▶ _STATED PROBLEM_: Note each line where "title" appears, and copy it.

━━ PROVIDED ENTRIES

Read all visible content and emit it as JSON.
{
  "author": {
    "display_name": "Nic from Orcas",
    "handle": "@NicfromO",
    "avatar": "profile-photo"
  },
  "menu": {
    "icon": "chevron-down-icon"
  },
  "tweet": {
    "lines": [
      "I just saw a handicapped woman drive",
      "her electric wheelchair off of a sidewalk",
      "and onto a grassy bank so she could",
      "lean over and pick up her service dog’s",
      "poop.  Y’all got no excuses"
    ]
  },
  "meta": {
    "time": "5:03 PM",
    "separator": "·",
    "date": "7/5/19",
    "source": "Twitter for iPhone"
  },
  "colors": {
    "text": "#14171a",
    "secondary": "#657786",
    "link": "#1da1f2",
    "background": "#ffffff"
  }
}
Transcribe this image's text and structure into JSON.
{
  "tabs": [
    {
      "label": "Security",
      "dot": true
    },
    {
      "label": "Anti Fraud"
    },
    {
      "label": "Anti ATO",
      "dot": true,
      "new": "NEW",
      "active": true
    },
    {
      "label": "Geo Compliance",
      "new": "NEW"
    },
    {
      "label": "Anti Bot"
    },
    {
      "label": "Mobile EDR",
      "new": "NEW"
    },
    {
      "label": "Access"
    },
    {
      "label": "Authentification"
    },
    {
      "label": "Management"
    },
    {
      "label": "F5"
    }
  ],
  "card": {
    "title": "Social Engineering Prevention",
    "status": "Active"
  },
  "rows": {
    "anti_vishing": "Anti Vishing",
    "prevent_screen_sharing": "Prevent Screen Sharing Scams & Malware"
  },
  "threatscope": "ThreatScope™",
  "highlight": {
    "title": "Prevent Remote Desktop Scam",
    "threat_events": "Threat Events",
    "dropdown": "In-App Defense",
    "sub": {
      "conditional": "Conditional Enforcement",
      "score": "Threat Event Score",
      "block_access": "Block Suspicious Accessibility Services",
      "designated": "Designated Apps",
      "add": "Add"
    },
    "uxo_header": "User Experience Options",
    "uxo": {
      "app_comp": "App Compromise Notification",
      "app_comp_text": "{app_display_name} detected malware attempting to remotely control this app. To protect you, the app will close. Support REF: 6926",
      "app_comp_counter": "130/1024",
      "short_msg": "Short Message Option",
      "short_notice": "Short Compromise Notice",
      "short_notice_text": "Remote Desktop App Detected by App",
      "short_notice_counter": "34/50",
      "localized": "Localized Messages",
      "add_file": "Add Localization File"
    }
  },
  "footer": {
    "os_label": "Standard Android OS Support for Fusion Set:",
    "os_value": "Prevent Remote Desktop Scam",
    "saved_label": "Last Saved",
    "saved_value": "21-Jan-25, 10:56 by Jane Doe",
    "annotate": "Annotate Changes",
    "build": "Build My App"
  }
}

━━━━

▶ _TASK OUTPUT_:
    "title": "Social Engineering Prevention",
    "title": "Prevent Remote Desktop Scam",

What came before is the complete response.